> VORLIEGENDER AUSZUG
Täuschend echt: Gefälschte Autoersatzteile
Produktfälschungen sind nicht nur illegal, sondern auch gefährlich. Ihre Qualität ist mangelhaft und sie erfüllen noch nicht mal die gesetzlichen Mindestvorgaben in puncto Sicherheit.
Ob Uhren, Handtaschen oder Markenkleidung, gefälscht wird alles, was gefragt ist. Das gilt auch für Autoersatzteile. Bremsen, Räder, Filter, Airbags, Motorteile, Karosserie- und Lenkungselemente – es gibt fast nichts, was nicht nachgemacht werden könnte. Die Waren stammen aus Billiglohnländern und werden dort von organisierten Produktfälschern hergestellt. Die Zielgruppe der Täter: Autofahrer und Werkstätten, die bevorzugt Ersatzteile über das Internet erwerben. Das Amt der Europäischen Union für geistiges Eigentum (EUIPO) hat im Jahr 2022 festgestellt, dass 60 Prozent der weltweit beschlagnahmten sicherheitsrelevanten Autoteile mit Bestimmungsort EU auf den Onlineverkauf entfallen. Die Wahrscheinlichkeit, beim Verkauf entdeckt zu werden, ist für die Betrüger gering, die Strafverfolgung über Ländergrenzen hinweg langwierig. Verlässliche Zahlen zum Umfang der Betrügereien gibt es keine. Hersteller und Behörden gehen von einem Milliardenmarkt aus. Mercedes-Benz vermeldet, dass Zoll und Polizei allein im Jahr 2021 weltweit rund 1,9 Millionen gefälschte Produkte mit dem Stern beschlagnahmen konnten. Volkswagen beziffert den Wert der 2023 gefundenen Fälschungen auf 5,7 Millionen Euro.

> ANFORDERUNGEN
Schreib aus dem Text über gefälschte Autoersatzteile die Stelle zwischen „Täuschend echt: Gefälschte“ und „in puncto Sicherheit.“ genau ab, beide eingeschlossen.

> BEREITGESTELLTES MATERIAL

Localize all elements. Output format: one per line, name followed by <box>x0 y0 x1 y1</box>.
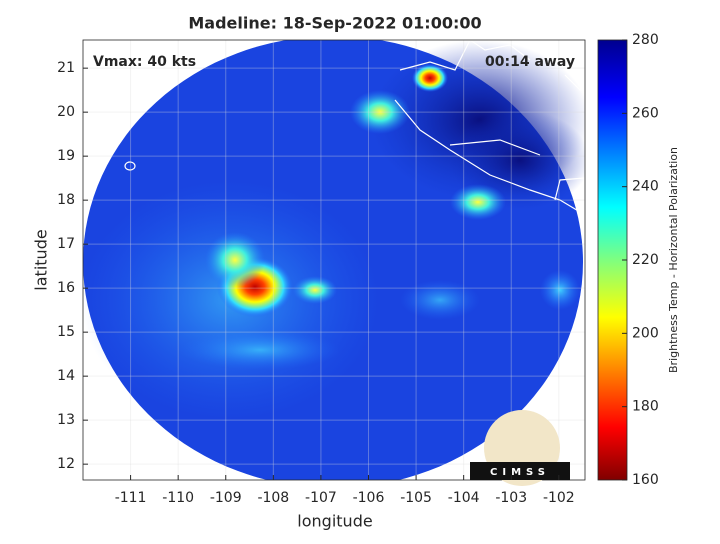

> LÖSUNG
Täuschend echt: Gefälschte Autoersatzteile
Produktfälschungen sind nicht nur illegal, sondern auch gefährlich. Ihre Qualität ist mangelhaft und sie erfüllen noch nicht mal die gesetzlichen Mindestvorgaben in puncto Sicherheit.